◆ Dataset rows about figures
________________________
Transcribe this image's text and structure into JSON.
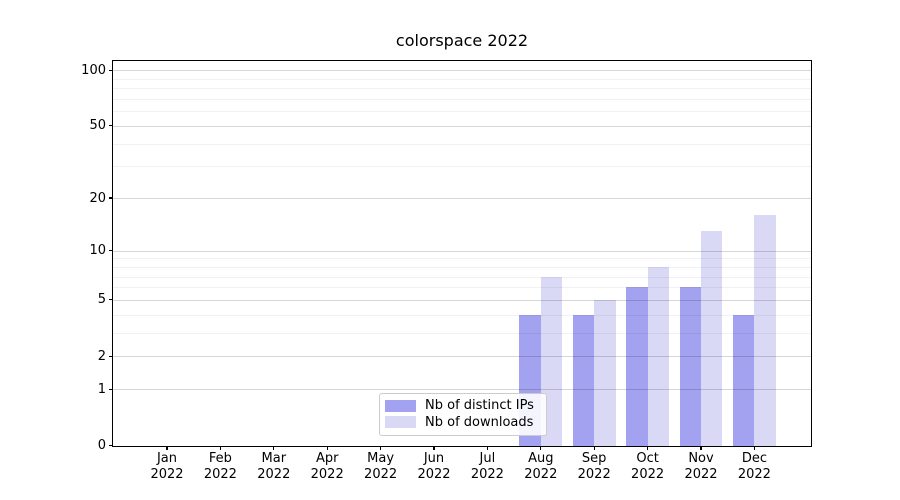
{
  "chart_data": {
    "type": "bar",
    "title": "colorspace 2022",
    "months": [
      "Jan",
      "Feb",
      "Mar",
      "Apr",
      "May",
      "Jun",
      "Jul",
      "Aug",
      "Sep",
      "Oct",
      "Nov",
      "Dec"
    ],
    "year": "2022",
    "series": [
      {
        "name": "Nb of distinct IPs",
        "color": "#a2a2f0",
        "values": [
          0,
          0,
          0,
          0,
          0,
          0,
          0,
          4,
          4,
          6,
          6,
          4
        ]
      },
      {
        "name": "Nb of downloads",
        "color": "#d9d9f6",
        "values": [
          0,
          0,
          0,
          0,
          0,
          0,
          0,
          7,
          5,
          8,
          13,
          16
        ]
      }
    ],
    "y_scale": "log10(1+x)",
    "y_major_ticks": [
      0,
      1,
      2,
      5,
      10,
      20,
      50,
      100
    ],
    "y_minor_ticks": [
      3,
      4,
      6,
      7,
      8,
      9,
      30,
      40,
      60,
      70,
      80,
      90
    ],
    "y_max": 113,
    "ylim": [
      0,
      113
    ],
    "grid": "horizontal, major and minor, drawn over bars",
    "legend_position": "lower center inside plot",
    "colors": {
      "background": "#ffffff",
      "axis": "#000000",
      "major_grid": "#d9d9d9",
      "minor_grid": "#f2f2f2"
    }
  }
}
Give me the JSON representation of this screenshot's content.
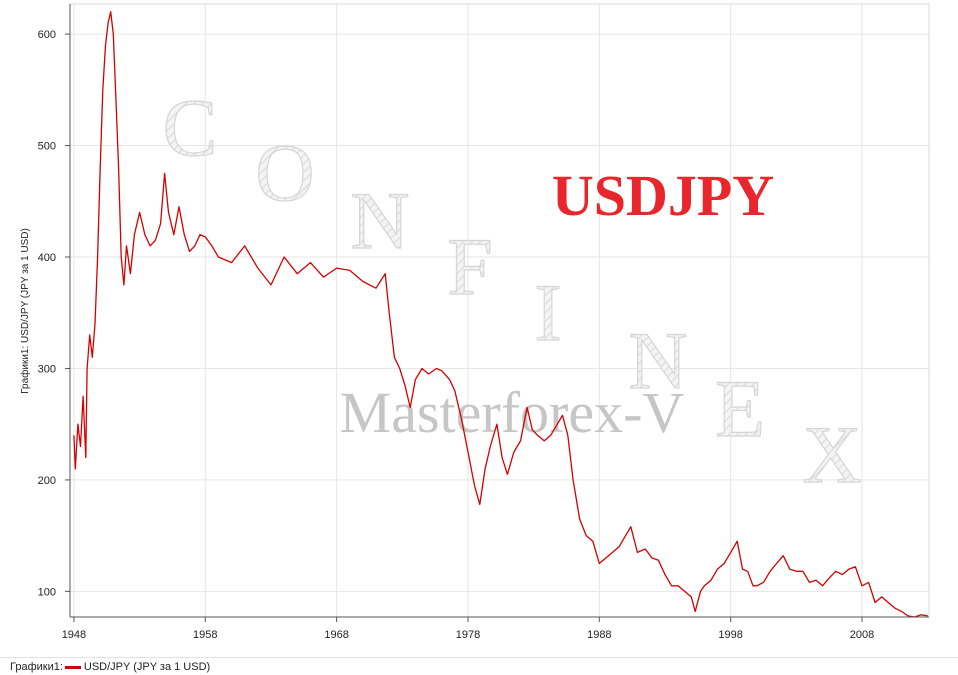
{
  "chart_data": {
    "type": "line",
    "title": "USDJPY",
    "ylabel": "Графики1: USD/JPY (JPY за 1 USD)",
    "xlabel": "",
    "xlim": [
      1947.7,
      2013.1
    ],
    "ylim": [
      77,
      627
    ],
    "x_ticks": [
      1948,
      1958,
      1968,
      1978,
      1988,
      1998,
      2008
    ],
    "y_ticks": [
      100,
      200,
      300,
      400,
      500,
      600
    ],
    "grid": true,
    "legend_position": "bottom-left",
    "watermark_letters": [
      "C",
      "O",
      "N",
      "F",
      "I",
      "N",
      "E",
      "X"
    ],
    "watermark_text": "Masterforex-V",
    "series": [
      {
        "name": "USD/JPY (JPY за 1 USD)",
        "color": "#d40000",
        "points": [
          [
            1948.0,
            240
          ],
          [
            1948.1,
            210
          ],
          [
            1948.3,
            250
          ],
          [
            1948.5,
            230
          ],
          [
            1948.7,
            275
          ],
          [
            1948.9,
            220
          ],
          [
            1949.0,
            300
          ],
          [
            1949.2,
            330
          ],
          [
            1949.4,
            310
          ],
          [
            1949.6,
            340
          ],
          [
            1949.8,
            400
          ],
          [
            1950.0,
            480
          ],
          [
            1950.2,
            550
          ],
          [
            1950.4,
            590
          ],
          [
            1950.6,
            610
          ],
          [
            1950.8,
            620
          ],
          [
            1951.0,
            600
          ],
          [
            1951.2,
            540
          ],
          [
            1951.4,
            480
          ],
          [
            1951.6,
            400
          ],
          [
            1951.8,
            375
          ],
          [
            1952.0,
            410
          ],
          [
            1952.3,
            385
          ],
          [
            1952.6,
            420
          ],
          [
            1953.0,
            440
          ],
          [
            1953.4,
            420
          ],
          [
            1953.8,
            410
          ],
          [
            1954.2,
            415
          ],
          [
            1954.6,
            430
          ],
          [
            1954.9,
            475
          ],
          [
            1955.2,
            440
          ],
          [
            1955.6,
            420
          ],
          [
            1956.0,
            445
          ],
          [
            1956.4,
            420
          ],
          [
            1956.8,
            405
          ],
          [
            1957.2,
            410
          ],
          [
            1957.6,
            420
          ],
          [
            1958.0,
            418
          ],
          [
            1958.5,
            410
          ],
          [
            1959.0,
            400
          ],
          [
            1960.0,
            395
          ],
          [
            1961.0,
            410
          ],
          [
            1962.0,
            390
          ],
          [
            1963.0,
            375
          ],
          [
            1964.0,
            400
          ],
          [
            1965.0,
            385
          ],
          [
            1966.0,
            395
          ],
          [
            1967.0,
            382
          ],
          [
            1968.0,
            390
          ],
          [
            1969.0,
            388
          ],
          [
            1970.0,
            378
          ],
          [
            1971.0,
            372
          ],
          [
            1971.7,
            385
          ],
          [
            1972.0,
            350
          ],
          [
            1972.4,
            310
          ],
          [
            1972.8,
            300
          ],
          [
            1973.2,
            285
          ],
          [
            1973.6,
            265
          ],
          [
            1974.0,
            290
          ],
          [
            1974.5,
            300
          ],
          [
            1975.0,
            295
          ],
          [
            1975.6,
            300
          ],
          [
            1976.0,
            298
          ],
          [
            1976.6,
            290
          ],
          [
            1977.0,
            280
          ],
          [
            1977.5,
            255
          ],
          [
            1978.0,
            225
          ],
          [
            1978.5,
            195
          ],
          [
            1978.9,
            178
          ],
          [
            1979.3,
            210
          ],
          [
            1979.7,
            230
          ],
          [
            1980.2,
            250
          ],
          [
            1980.6,
            220
          ],
          [
            1981.0,
            205
          ],
          [
            1981.5,
            225
          ],
          [
            1982.0,
            235
          ],
          [
            1982.5,
            265
          ],
          [
            1982.9,
            245
          ],
          [
            1983.3,
            240
          ],
          [
            1983.8,
            235
          ],
          [
            1984.3,
            240
          ],
          [
            1984.8,
            250
          ],
          [
            1985.2,
            258
          ],
          [
            1985.6,
            240
          ],
          [
            1986.0,
            200
          ],
          [
            1986.5,
            165
          ],
          [
            1987.0,
            150
          ],
          [
            1987.5,
            145
          ],
          [
            1988.0,
            125
          ],
          [
            1988.5,
            130
          ],
          [
            1989.0,
            135
          ],
          [
            1989.5,
            140
          ],
          [
            1990.0,
            150
          ],
          [
            1990.4,
            158
          ],
          [
            1990.9,
            135
          ],
          [
            1991.5,
            138
          ],
          [
            1992.0,
            130
          ],
          [
            1992.5,
            128
          ],
          [
            1993.0,
            115
          ],
          [
            1993.5,
            105
          ],
          [
            1994.0,
            105
          ],
          [
            1994.5,
            100
          ],
          [
            1995.0,
            95
          ],
          [
            1995.3,
            82
          ],
          [
            1995.7,
            100
          ],
          [
            1996.0,
            105
          ],
          [
            1996.5,
            110
          ],
          [
            1997.0,
            120
          ],
          [
            1997.5,
            125
          ],
          [
            1998.0,
            135
          ],
          [
            1998.5,
            145
          ],
          [
            1998.9,
            120
          ],
          [
            1999.3,
            118
          ],
          [
            1999.7,
            105
          ],
          [
            2000.0,
            105
          ],
          [
            2000.5,
            108
          ],
          [
            2001.0,
            118
          ],
          [
            2001.5,
            125
          ],
          [
            2002.0,
            132
          ],
          [
            2002.5,
            120
          ],
          [
            2003.0,
            118
          ],
          [
            2003.5,
            118
          ],
          [
            2004.0,
            108
          ],
          [
            2004.5,
            110
          ],
          [
            2005.0,
            105
          ],
          [
            2005.5,
            112
          ],
          [
            2006.0,
            118
          ],
          [
            2006.5,
            115
          ],
          [
            2007.0,
            120
          ],
          [
            2007.5,
            122
          ],
          [
            2008.0,
            105
          ],
          [
            2008.5,
            108
          ],
          [
            2009.0,
            90
          ],
          [
            2009.5,
            95
          ],
          [
            2010.0,
            90
          ],
          [
            2010.5,
            85
          ],
          [
            2011.0,
            82
          ],
          [
            2011.5,
            78
          ],
          [
            2012.0,
            77
          ],
          [
            2012.5,
            79
          ],
          [
            2013.0,
            78
          ]
        ]
      }
    ]
  },
  "legend": {
    "prefix": "Графики1:",
    "label": "USD/JPY (JPY за 1 USD)"
  }
}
________________________
◆ What to do
Reproduce the listing word for word and omit its pictures.

◆ Task response
Transcribe this image's text and structure into JSON.
{
  "chart_data": {
    "type": "bar",
    "title": "colorspace 2022",
    "months": [
      "Jan",
      "Feb",
      "Mar",
      "Apr",
      "May",
      "Jun",
      "Jul",
      "Aug",
      "Sep",
      "Oct",
      "Nov",
      "Dec"
    ],
    "year": "2022",
    "series": [
      {
        "name": "Nb of distinct IPs",
        "color": "#a2a2f0",
        "values": [
          0,
          0,
          0,
          0,
          0,
          0,
          0,
          4,
          4,
          6,
          6,
          4
        ]
      },
      {
        "name": "Nb of downloads",
        "color": "#d9d9f6",
        "values": [
          0,
          0,
          0,
          0,
          0,
          0,
          0,
          7,
          5,
          8,
          13,
          16
        ]
      }
    ],
    "y_scale": "log10(1+x)",
    "y_major_ticks": [
      0,
      1,
      2,
      5,
      10,
      20,
      50,
      100
    ],
    "y_minor_ticks": [
      3,
      4,
      6,
      7,
      8,
      9,
      30,
      40,
      60,
      70,
      80,
      90
    ],
    "y_max": 113,
    "ylim": [
      0,
      113
    ],
    "grid": "horizontal, major and minor, drawn over bars",
    "legend_position": "lower center inside plot",
    "colors": {
      "background": "#ffffff",
      "axis": "#000000",
      "major_grid": "#d9d9d9",
      "minor_grid": "#f2f2f2"
    }
  }
}
Give me the JSON representation of this screenshot's content.
{
  "chart_data": {
    "type": "line",
    "title": "USDJPY",
    "ylabel": "Графики1: USD/JPY (JPY за 1 USD)",
    "xlabel": "",
    "xlim": [
      1947.7,
      2013.1
    ],
    "ylim": [
      77,
      627
    ],
    "x_ticks": [
      1948,
      1958,
      1968,
      1978,
      1988,
      1998,
      2008
    ],
    "y_ticks": [
      100,
      200,
      300,
      400,
      500,
      600
    ],
    "grid": true,
    "legend_position": "bottom-left",
    "watermark_letters": [
      "C",
      "O",
      "N",
      "F",
      "I",
      "N",
      "E",
      "X"
    ],
    "watermark_text": "Masterforex-V",
    "series": [
      {
        "name": "USD/JPY (JPY за 1 USD)",
        "color": "#d40000",
        "points": [
          [
            1948.0,
            240
          ],
          [
            1948.1,
            210
          ],
          [
            1948.3,
            250
          ],
          [
            1948.5,
            230
          ],
          [
            1948.7,
            275
          ],
          [
            1948.9,
            220
          ],
          [
            1949.0,
            300
          ],
          [
            1949.2,
            330
          ],
          [
            1949.4,
            310
          ],
          [
            1949.6,
            340
          ],
          [
            1949.8,
            400
          ],
          [
            1950.0,
            480
          ],
          [
            1950.2,
            550
          ],
          [
            1950.4,
            590
          ],
          [
            1950.6,
            610
          ],
          [
            1950.8,
            620
          ],
          [
            1951.0,
            600
          ],
          [
            1951.2,
            540
          ],
          [
            1951.4,
            480
          ],
          [
            1951.6,
            400
          ],
          [
            1951.8,
            375
          ],
          [
            1952.0,
            410
          ],
          [
            1952.3,
            385
          ],
          [
            1952.6,
            420
          ],
          [
            1953.0,
            440
          ],
          [
            1953.4,
            420
          ],
          [
            1953.8,
            410
          ],
          [
            1954.2,
            415
          ],
          [
            1954.6,
            430
          ],
          [
            1954.9,
            475
          ],
          [
            1955.2,
            440
          ],
          [
            1955.6,
            420
          ],
          [
            1956.0,
            445
          ],
          [
            1956.4,
            420
          ],
          [
            1956.8,
            405
          ],
          [
            1957.2,
            410
          ],
          [
            1957.6,
            420
          ],
          [
            1958.0,
            418
          ],
          [
            1958.5,
            410
          ],
          [
            1959.0,
            400
          ],
          [
            1960.0,
            395
          ],
          [
            1961.0,
            410
          ],
          [
            1962.0,
            390
          ],
          [
            1963.0,
            375
          ],
          [
            1964.0,
            400
          ],
          [
            1965.0,
            385
          ],
          [
            1966.0,
            395
          ],
          [
            1967.0,
            382
          ],
          [
            1968.0,
            390
          ],
          [
            1969.0,
            388
          ],
          [
            1970.0,
            378
          ],
          [
            1971.0,
            372
          ],
          [
            1971.7,
            385
          ],
          [
            1972.0,
            350
          ],
          [
            1972.4,
            310
          ],
          [
            1972.8,
            300
          ],
          [
            1973.2,
            285
          ],
          [
            1973.6,
            265
          ],
          [
            1974.0,
            290
          ],
          [
            1974.5,
            300
          ],
          [
            1975.0,
            295
          ],
          [
            1975.6,
            300
          ],
          [
            1976.0,
            298
          ],
          [
            1976.6,
            290
          ],
          [
            1977.0,
            280
          ],
          [
            1977.5,
            255
          ],
          [
            1978.0,
            225
          ],
          [
            1978.5,
            195
          ],
          [
            1978.9,
            178
          ],
          [
            1979.3,
            210
          ],
          [
            1979.7,
            230
          ],
          [
            1980.2,
            250
          ],
          [
            1980.6,
            220
          ],
          [
            1981.0,
            205
          ],
          [
            1981.5,
            225
          ],
          [
            1982.0,
            235
          ],
          [
            1982.5,
            265
          ],
          [
            1982.9,
            245
          ],
          [
            1983.3,
            240
          ],
          [
            1983.8,
            235
          ],
          [
            1984.3,
            240
          ],
          [
            1984.8,
            250
          ],
          [
            1985.2,
            258
          ],
          [
            1985.6,
            240
          ],
          [
            1986.0,
            200
          ],
          [
            1986.5,
            165
          ],
          [
            1987.0,
            150
          ],
          [
            1987.5,
            145
          ],
          [
            1988.0,
            125
          ],
          [
            1988.5,
            130
          ],
          [
            1989.0,
            135
          ],
          [
            1989.5,
            140
          ],
          [
            1990.0,
            150
          ],
          [
            1990.4,
            158
          ],
          [
            1990.9,
            135
          ],
          [
            1991.5,
            138
          ],
          [
            1992.0,
            130
          ],
          [
            1992.5,
            128
          ],
          [
            1993.0,
            115
          ],
          [
            1993.5,
            105
          ],
          [
            1994.0,
            105
          ],
          [
            1994.5,
            100
          ],
          [
            1995.0,
            95
          ],
          [
            1995.3,
            82
          ],
          [
            1995.7,
            100
          ],
          [
            1996.0,
            105
          ],
          [
            1996.5,
            110
          ],
          [
            1997.0,
            120
          ],
          [
            1997.5,
            125
          ],
          [
            1998.0,
            135
          ],
          [
            1998.5,
            145
          ],
          [
            1998.9,
            120
          ],
          [
            1999.3,
            118
          ],
          [
            1999.7,
            105
          ],
          [
            2000.0,
            105
          ],
          [
            2000.5,
            108
          ],
          [
            2001.0,
            118
          ],
          [
            2001.5,
            125
          ],
          [
            2002.0,
            132
          ],
          [
            2002.5,
            120
          ],
          [
            2003.0,
            118
          ],
          [
            2003.5,
            118
          ],
          [
            2004.0,
            108
          ],
          [
            2004.5,
            110
          ],
          [
            2005.0,
            105
          ],
          [
            2005.5,
            112
          ],
          [
            2006.0,
            118
          ],
          [
            2006.5,
            115
          ],
          [
            2007.0,
            120
          ],
          [
            2007.5,
            122
          ],
          [
            2008.0,
            105
          ],
          [
            2008.5,
            108
          ],
          [
            2009.0,
            90
          ],
          [
            2009.5,
            95
          ],
          [
            2010.0,
            90
          ],
          [
            2010.5,
            85
          ],
          [
            2011.0,
            82
          ],
          [
            2011.5,
            78
          ],
          [
            2012.0,
            77
          ],
          [
            2012.5,
            79
          ],
          [
            2013.0,
            78
          ]
        ]
      }
    ]
  },
  "legend": {
    "prefix": "Графики1:",
    "label": "USD/JPY (JPY за 1 USD)"
  }
}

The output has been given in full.